▸ **Records supplied**

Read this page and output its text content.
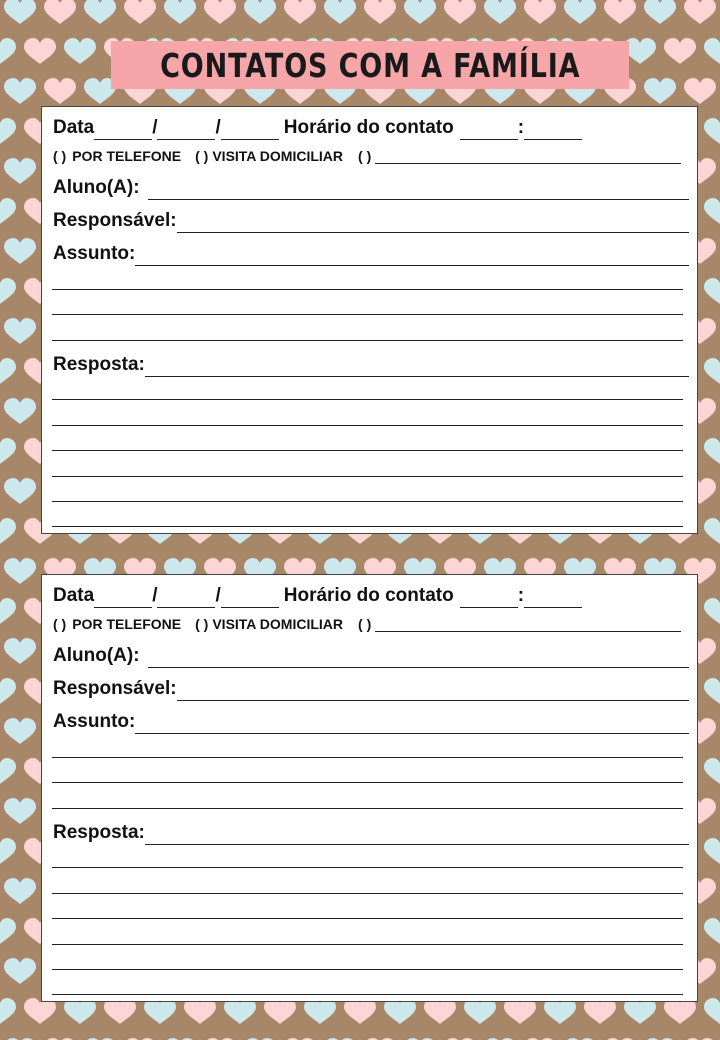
CONTATOS COM A FAMÍLIA
Data	/	/	Horário do contato	:
( ) POR TELEFONE ( ) VISITA DOMICILIAR ( )
Aluno(A):
Responsável:
Assunto:
Resposta:
Data	/	/	Horário do contato	:
( ) POR TELEFONE ( ) VISITA DOMICILIAR ( )
Aluno(A):
Responsável:
Assunto:
Resposta:
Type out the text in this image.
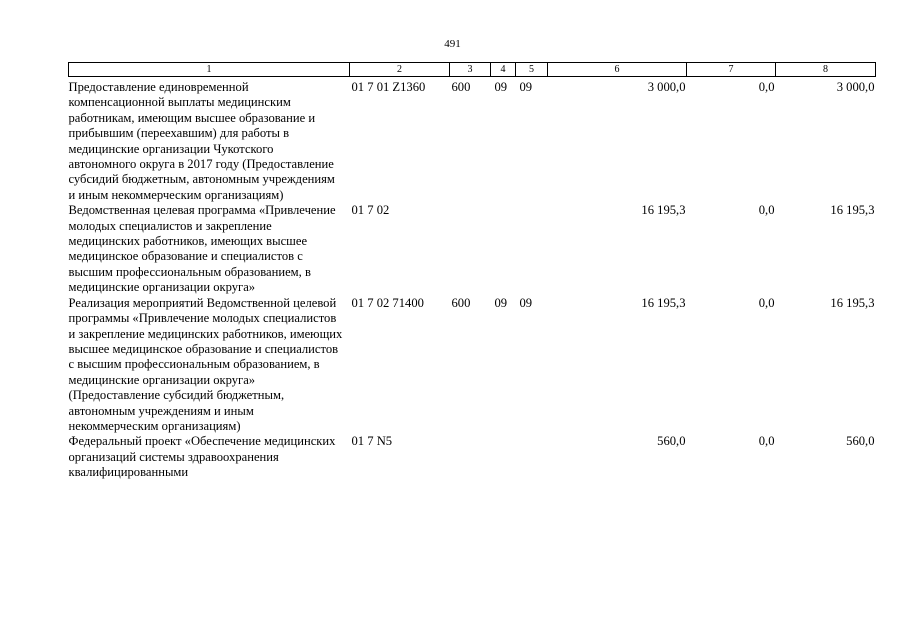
491
1	2	3	4	5	6	7	8
Предоставление единовременной компенсационной выплаты медицинским работникам, имеющим высшее образование и прибывшим (переехавшим) для работы в медицинские организации Чукотского автономного округа в 2017 году (Предоставление субсидий бюджетным, автономным учреждениям и иным некоммерческим организациям)	01 7 01 Z1360	600	09	09	3 000,0	0,0	3 000,0
Ведомственная целевая программа «Привлечение молодых специалистов и закрепление медицинских работников, имеющих высшее медицинское образование и специалистов с высшим профессиональным образованием, в медицинские организации округа»	01 7 02				16 195,3	0,0	16 195,3
Реализация мероприятий Ведомственной целевой программы «Привлечение молодых специалистов и закрепление медицинских работников, имеющих высшее медицинское образование и специалистов с высшим профессиональным образованием, в медицинские организации округа» (Предоставление субсидий бюджетным, автономным учреждениям и иным некоммерческим организациям)	01 7 02 71400	600	09	09	16 195,3	0,0	16 195,3
Федеральный проект «Обеспечение медицинских организаций системы здравоохранения квалифицированными	01 7 N5				560,0	0,0	560,0
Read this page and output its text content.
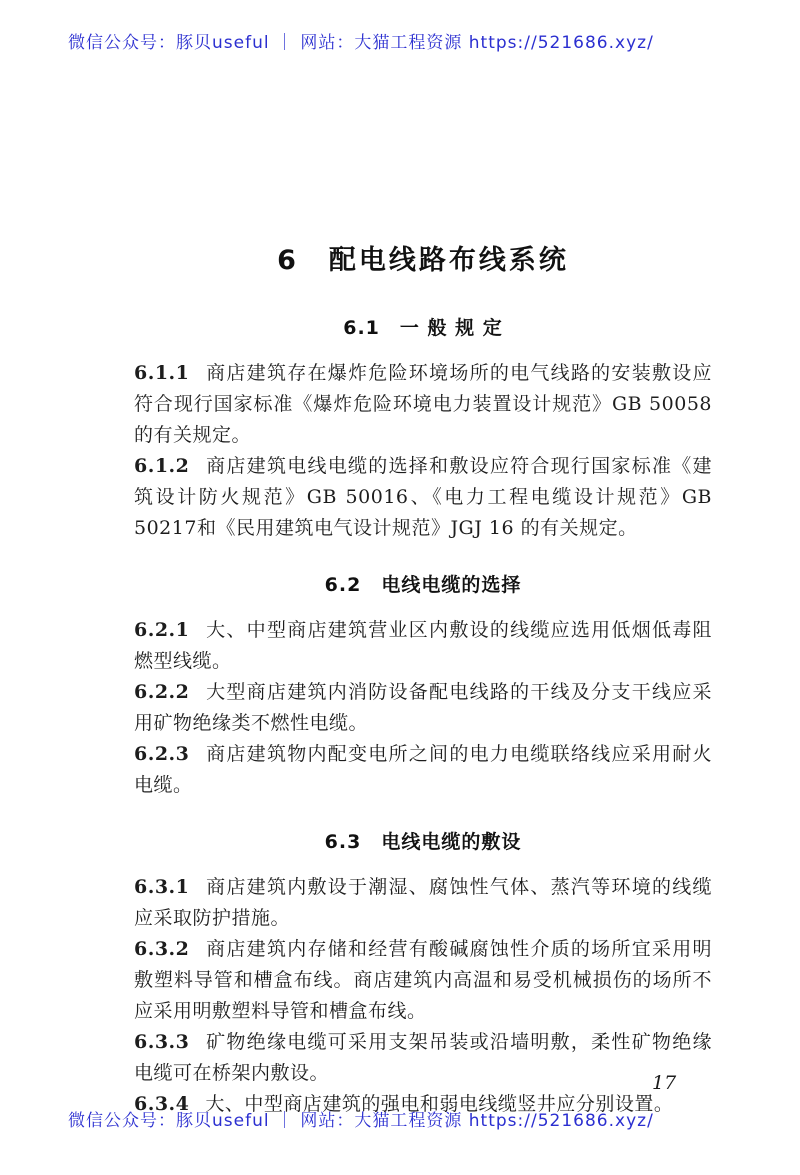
微信公众号：豚贝useful ｜ 网站：大猫工程资源 https://521686.xyz/
6　配电线路布线系统
6.1　一 般 规 定

6.1.1 商店建筑存在爆炸危险环境场所的电气线路的安装敷设应符合现行国家标准《爆炸危险环境电力装置设计规范》GB 50058的有关规定。

6.1.2 商店建筑电线电缆的选择和敷设应符合现行国家标准《建筑设计防火规范》GB 50016、《电力工程电缆设计规范》GB 50217和《民用建筑电气设计规范》JGJ 16 的有关规定。

6.2　电线电缆的选择

6.2.1 大、中型商店建筑营业区内敷设的线缆应选用低烟低毒阻燃型线缆。

6.2.2 大型商店建筑内消防设备配电线路的干线及分支干线应采用矿物绝缘类不燃性电缆。

6.2.3 商店建筑物内配变电所之间的电力电缆联络线应采用耐火电缆。

6.3　电线电缆的敷设

6.3.1 商店建筑内敷设于潮湿、腐蚀性气体、蒸汽等环境的线缆应采取防护措施。

6.3.2 商店建筑内存储和经营有酸碱腐蚀性介质的场所宜采用明敷塑料导管和槽盒布线。商店建筑内高温和易受机械损伤的场所不应采用明敷塑料导管和槽盒布线。

6.3.3 矿物绝缘电缆可采用支架吊装或沿墙明敷，柔性矿物绝缘电缆可在桥架内敷设。

6.3.4 大、中型商店建筑的强电和弱电线缆竖井应分别设置。

17
微信公众号：豚贝useful ｜ 网站：大猫工程资源 https://521686.xyz/
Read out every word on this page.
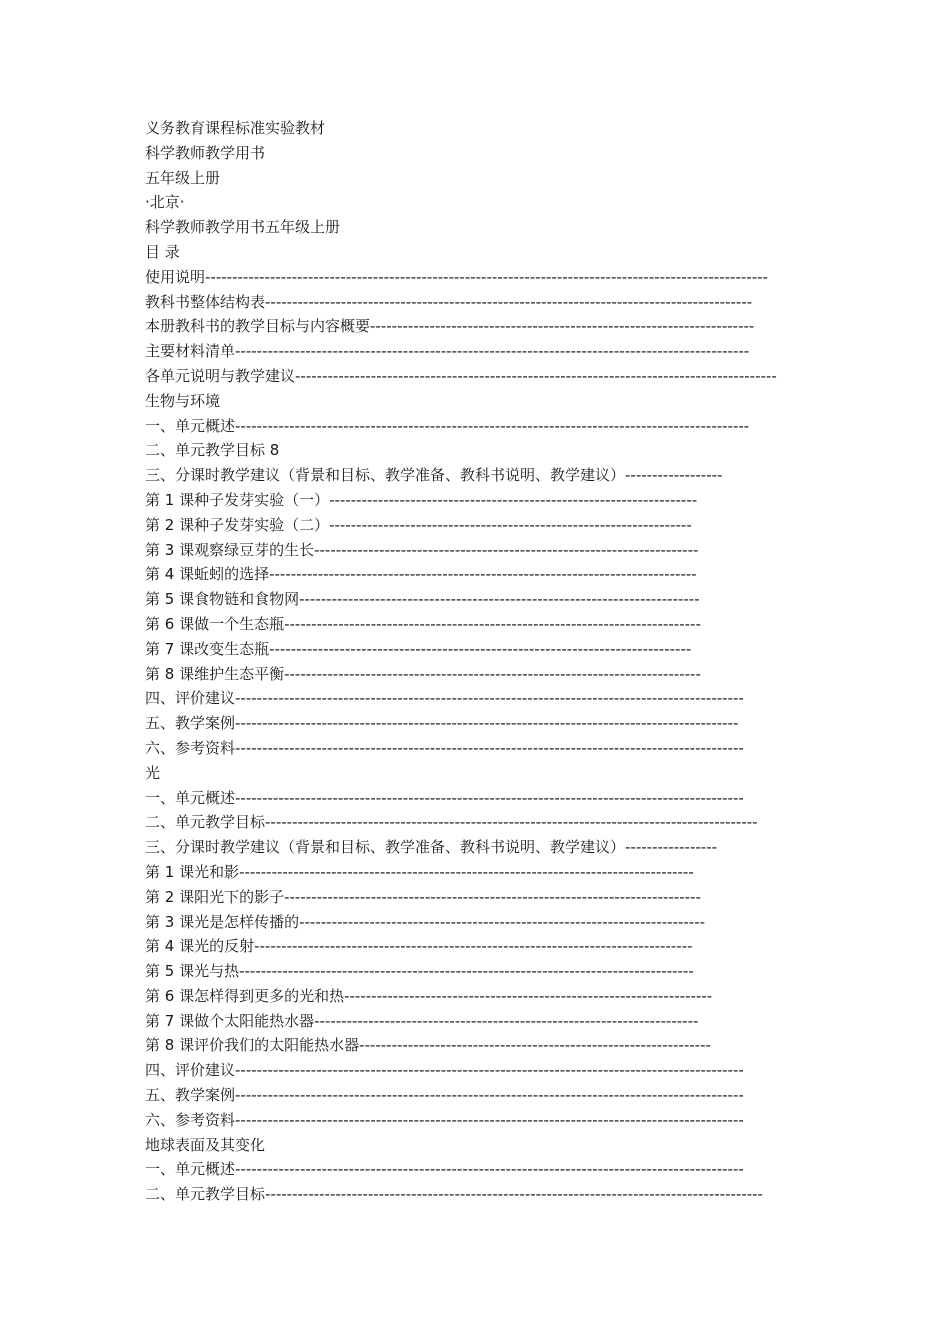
义务教育课程标准实验教材
科学教师教学用书
五年级上册
·北京·
科学教师教学用书五年级上册
目 录
使用说明--------------------------------------------------------------------------------------------------------
教科书整体结构表------------------------------------------------------------------------------------------
本册教科书的教学目标与内容概要-----------------------------------------------------------------------
主要材料清单-----------------------------------------------------------------------------------------------
各单元说明与教学建议-----------------------------------------------------------------------------------------
生物与环境
一、单元概述-----------------------------------------------------------------------------------------------
二、单元教学目标 8
三、分课时教学建议（背景和目标、教学准备、教科书说明、教学建议）------------------
第 1 课种子发芽实验（一）--------------------------------------------------------------------
第 2 课种子发芽实验（二）-------------------------------------------------------------------
第 3 课观察绿豆芽的生长-----------------------------------------------------------------------
第 4 课蚯蚓的选择-------------------------------------------------------------------------------
第 5 课食物链和食物网--------------------------------------------------------------------------
第 6 课做一个生态瓶-----------------------------------------------------------------------------
第 7 课改变生态瓶------------------------------------------------------------------------------
第 8 课维护生态平衡-----------------------------------------------------------------------------
四、评价建议----------------------------------------------------------------------------------------------
五、教学案例---------------------------------------------------------------------------------------------
六、参考资料----------------------------------------------------------------------------------------------
光
一、单元概述----------------------------------------------------------------------------------------------
二、单元教学目标-------------------------------------------------------------------------------------------
三、分课时教学建议（背景和目标、教学准备、教科书说明、教学建议）-----------------
第 1 课光和影------------------------------------------------------------------------------------
第 2 课阳光下的影子-----------------------------------------------------------------------------
第 3 课光是怎样传播的---------------------------------------------------------------------------
第 4 课光的反射---------------------------------------------------------------------------------
第 5 课光与热------------------------------------------------------------------------------------
第 6 课怎样得到更多的光和热--------------------------------------------------------------------
第 7 课做个太阳能热水器-----------------------------------------------------------------------
第 8 课评价我们的太阳能热水器-----------------------------------------------------------------
四、评价建议----------------------------------------------------------------------------------------------
五、教学案例----------------------------------------------------------------------------------------------
六、参考资料----------------------------------------------------------------------------------------------
地球表面及其变化
一、单元概述----------------------------------------------------------------------------------------------
二、单元教学目标--------------------------------------------------------------------------------------------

▸ **The exercise**
Without the images, write out each line of the data verbatim.

▸ **Completed task**
Read this page and output its text content.
CONTATOS COM A FAMÍLIA
Data	/	/	Horário do contato	:
( ) POR TELEFONE ( ) VISITA DOMICILIAR ( )
Aluno(A):
Responsável:
Assunto:
Resposta:
Data	/	/	Horário do contato	:
( ) POR TELEFONE ( ) VISITA DOMICILIAR ( )
Aluno(A):
Responsável:
Assunto:
Resposta:
Type out the text in this image.
491
1	2	3	4	5	6	7	8
Предоставление единовременной компенсационной выплаты медицинским работникам, имеющим высшее образование и прибывшим (переехавшим) для работы в медицинские организации Чукотского автономного округа в 2017 году (Предоставление субсидий бюджетным, автономным учреждениям и иным некоммерческим организациям)	01 7 01 Z1360	600	09	09	3 000,0	0,0	3 000,0
Ведомственная целевая программа «Привлечение молодых специалистов и закрепление медицинских работников, имеющих высшее медицинское образование и специалистов с высшим профессиональным образованием, в медицинские организации округа»	01 7 02				16 195,3	0,0	16 195,3
Реализация мероприятий Ведомственной целевой программы «Привлечение молодых специалистов и закрепление медицинских работников, имеющих высшее медицинское образование и специалистов с высшим профессиональным образованием, в медицинские организации округа» (Предоставление субсидий бюджетным, автономным учреждениям и иным некоммерческим организациям)	01 7 02 71400	600	09	09	16 195,3	0,0	16 195,3
Федеральный проект «Обеспечение медицинских организаций системы здравоохранения квалифицированными	01 7 N5				560,0	0,0	560,0
Read this page and output its text content.
微信公众号：豚贝useful ｜ 网站：大猫工程资源 https://521686.xyz/
6　配电线路布线系统
6.1　一 般 规 定

6.1.1 商店建筑存在爆炸危险环境场所的电气线路的安装敷设应符合现行国家标准《爆炸危险环境电力装置设计规范》GB 50058的有关规定。

6.1.2 商店建筑电线电缆的选择和敷设应符合现行国家标准《建筑设计防火规范》GB 50016、《电力工程电缆设计规范》GB 50217和《民用建筑电气设计规范》JGJ 16 的有关规定。

6.2　电线电缆的选择

6.2.1 大、中型商店建筑营业区内敷设的线缆应选用低烟低毒阻燃型线缆。

6.2.2 大型商店建筑内消防设备配电线路的干线及分支干线应采用矿物绝缘类不燃性电缆。

6.2.3 商店建筑物内配变电所之间的电力电缆联络线应采用耐火电缆。

6.3　电线电缆的敷设

6.3.1 商店建筑内敷设于潮湿、腐蚀性气体、蒸汽等环境的线缆应采取防护措施。

6.3.2 商店建筑内存储和经营有酸碱腐蚀性介质的场所宜采用明敷塑料导管和槽盒布线。商店建筑内高温和易受机械损伤的场所不应采用明敷塑料导管和槽盒布线。

6.3.3 矿物绝缘电缆可采用支架吊装或沿墙明敷，柔性矿物绝缘电缆可在桥架内敷设。

6.3.4 大、中型商店建筑的强电和弱电线缆竖井应分别设置。

17
微信公众号：豚贝useful ｜ 网站：大猫工程资源 https://521686.xyz/
Read out every word on this page.
义务教育课程标准实验教材
科学教师教学用书
五年级上册
·北京·
科学教师教学用书五年级上册
目 录
使用说明--------------------------------------------------------------------------------------------------------
教科书整体结构表------------------------------------------------------------------------------------------
本册教科书的教学目标与内容概要-----------------------------------------------------------------------
主要材料清单-----------------------------------------------------------------------------------------------
各单元说明与教学建议-----------------------------------------------------------------------------------------
生物与环境
一、单元概述-----------------------------------------------------------------------------------------------
二、单元教学目标 8
三、分课时教学建议（背景和目标、教学准备、教科书说明、教学建议）------------------
第 1 课种子发芽实验（一）--------------------------------------------------------------------
第 2 课种子发芽实验（二）-------------------------------------------------------------------
第 3 课观察绿豆芽的生长-----------------------------------------------------------------------
第 4 课蚯蚓的选择-------------------------------------------------------------------------------
第 5 课食物链和食物网--------------------------------------------------------------------------
第 6 课做一个生态瓶-----------------------------------------------------------------------------
第 7 课改变生态瓶------------------------------------------------------------------------------
第 8 课维护生态平衡-----------------------------------------------------------------------------
四、评价建议----------------------------------------------------------------------------------------------
五、教学案例---------------------------------------------------------------------------------------------
六、参考资料----------------------------------------------------------------------------------------------
光
一、单元概述----------------------------------------------------------------------------------------------
二、单元教学目标-------------------------------------------------------------------------------------------
三、分课时教学建议（背景和目标、教学准备、教科书说明、教学建议）-----------------
第 1 课光和影------------------------------------------------------------------------------------
第 2 课阳光下的影子-----------------------------------------------------------------------------
第 3 课光是怎样传播的---------------------------------------------------------------------------
第 4 课光的反射---------------------------------------------------------------------------------
第 5 课光与热------------------------------------------------------------------------------------
第 6 课怎样得到更多的光和热--------------------------------------------------------------------
第 7 课做个太阳能热水器-----------------------------------------------------------------------
第 8 课评价我们的太阳能热水器-----------------------------------------------------------------
四、评价建议----------------------------------------------------------------------------------------------
五、教学案例----------------------------------------------------------------------------------------------
六、参考资料----------------------------------------------------------------------------------------------
地球表面及其变化
一、单元概述----------------------------------------------------------------------------------------------
二、单元教学目标--------------------------------------------------------------------------------------------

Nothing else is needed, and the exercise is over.